[WHAT TO WORK ON] Pictures aside, repeat every entry exactly.

--- start of DATASET EXTRACT ---

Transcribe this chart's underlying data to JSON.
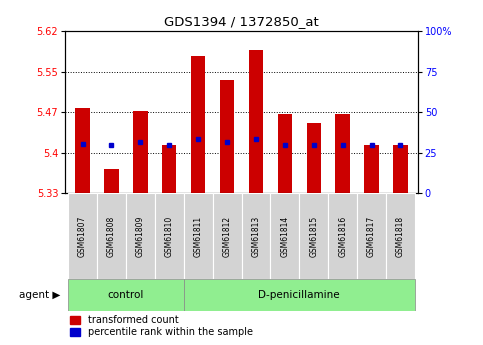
{
  "title": "GDS1394 / 1372850_at",
  "samples": [
    "GSM61807",
    "GSM61808",
    "GSM61809",
    "GSM61810",
    "GSM61811",
    "GSM61812",
    "GSM61813",
    "GSM61814",
    "GSM61815",
    "GSM61816",
    "GSM61817",
    "GSM61818"
  ],
  "red_values": [
    5.483,
    5.37,
    5.478,
    5.415,
    5.578,
    5.535,
    5.59,
    5.472,
    5.455,
    5.472,
    5.415,
    5.415
  ],
  "blue_values": [
    5.416,
    5.415,
    5.42,
    5.415,
    5.425,
    5.42,
    5.425,
    5.415,
    5.415,
    5.415,
    5.415,
    5.415
  ],
  "y_min": 5.325,
  "y_max": 5.625,
  "y_ticks_left": [
    5.325,
    5.4,
    5.475,
    5.55,
    5.625
  ],
  "y_ticks_right_vals": [
    0,
    25,
    50,
    75,
    100
  ],
  "y_ticks_right_labels": [
    "0",
    "25",
    "50",
    "75",
    "100%"
  ],
  "bar_bottom": 5.325,
  "bar_color": "#cc0000",
  "blue_color": "#0000cc",
  "control_label": "control",
  "dpenic_label": "D-penicillamine",
  "legend_red": "transformed count",
  "legend_blue": "percentile rank within the sample",
  "n_control": 4,
  "n_dpenic": 8,
  "bar_width": 0.5
}
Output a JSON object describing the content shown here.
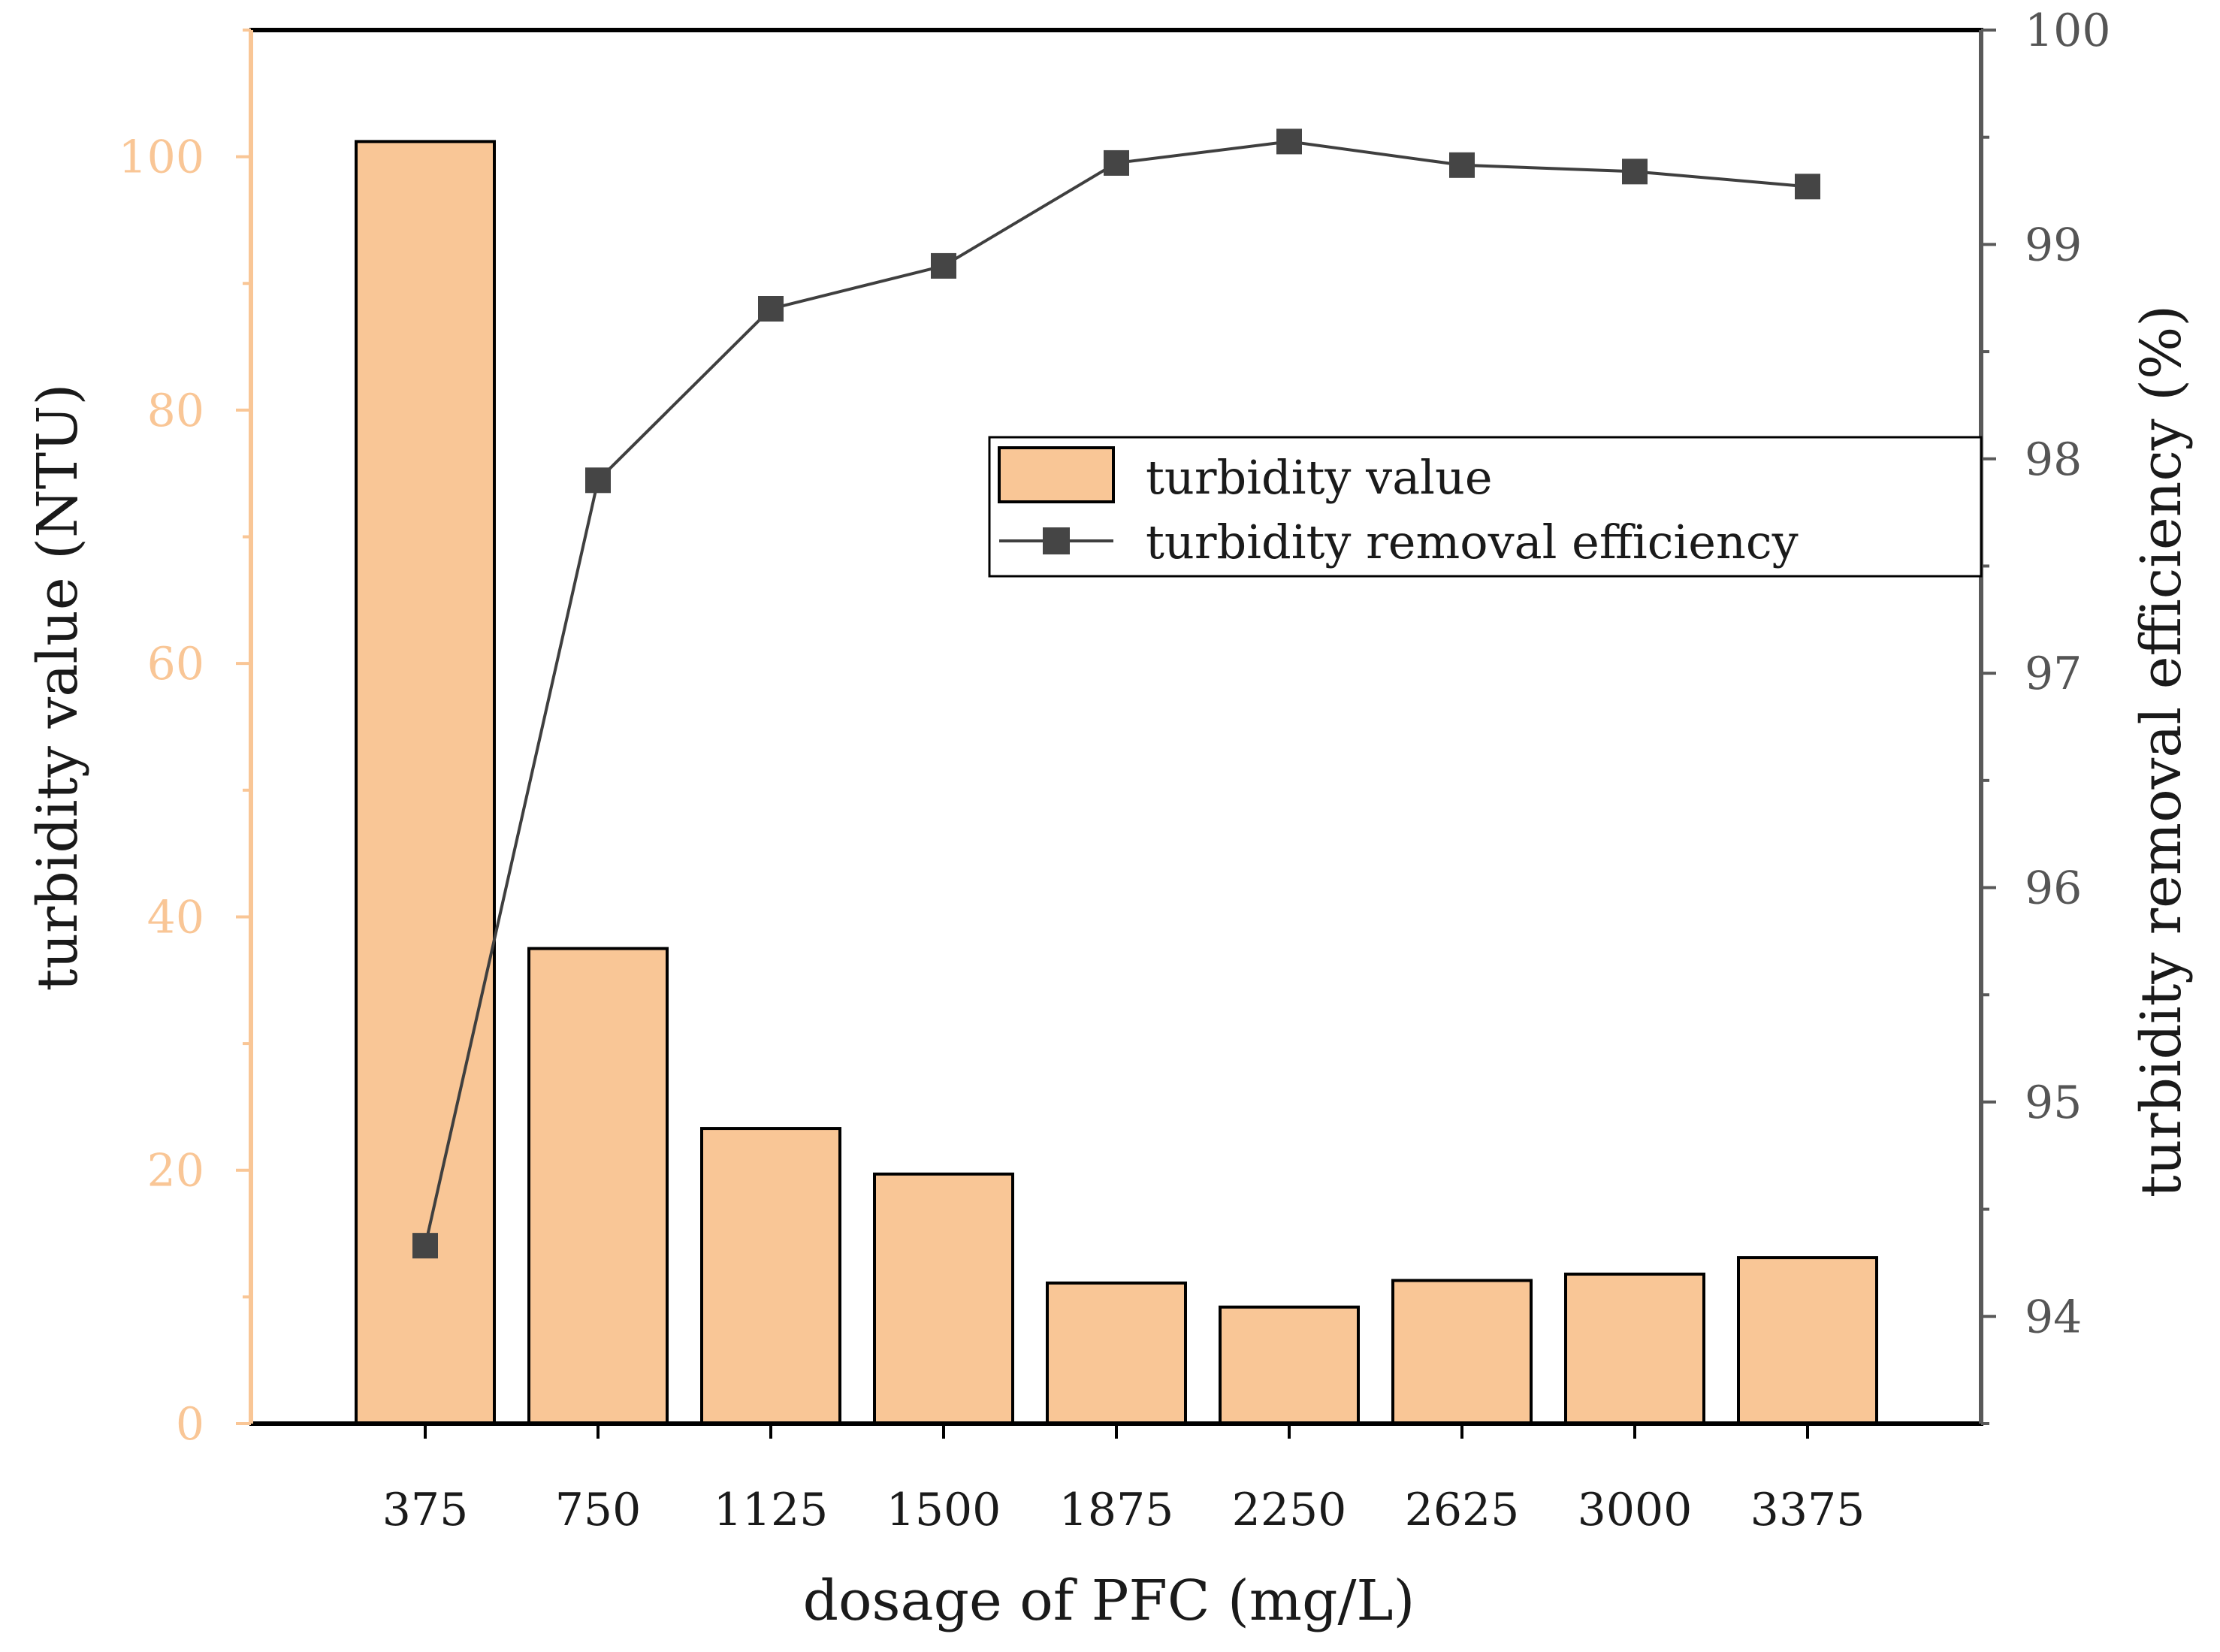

--- end of DATASET EXTRACT ---

[EXERCISE OUTPUT]
Transcribe this chart's underlying data to JSON.
{
  "title": "GDS1394 / 1372850_at",
  "samples": [
    "GSM61807",
    "GSM61808",
    "GSM61809",
    "GSM61810",
    "GSM61811",
    "GSM61812",
    "GSM61813",
    "GSM61814",
    "GSM61815",
    "GSM61816",
    "GSM61817",
    "GSM61818"
  ],
  "red_values": [
    5.483,
    5.37,
    5.478,
    5.415,
    5.578,
    5.535,
    5.59,
    5.472,
    5.455,
    5.472,
    5.415,
    5.415
  ],
  "blue_values": [
    5.416,
    5.415,
    5.42,
    5.415,
    5.425,
    5.42,
    5.425,
    5.415,
    5.415,
    5.415,
    5.415,
    5.415
  ],
  "y_min": 5.325,
  "y_max": 5.625,
  "y_ticks_left": [
    5.325,
    5.4,
    5.475,
    5.55,
    5.625
  ],
  "y_ticks_right_vals": [
    0,
    25,
    50,
    75,
    100
  ],
  "y_ticks_right_labels": [
    "0",
    "25",
    "50",
    "75",
    "100%"
  ],
  "bar_bottom": 5.325,
  "bar_color": "#cc0000",
  "blue_color": "#0000cc",
  "control_label": "control",
  "dpenic_label": "D-penicillamine",
  "legend_red": "transformed count",
  "legend_blue": "percentile rank within the sample",
  "n_control": 4,
  "n_dpenic": 8,
  "bar_width": 0.5
}
Output a JSON object describing the content shown here.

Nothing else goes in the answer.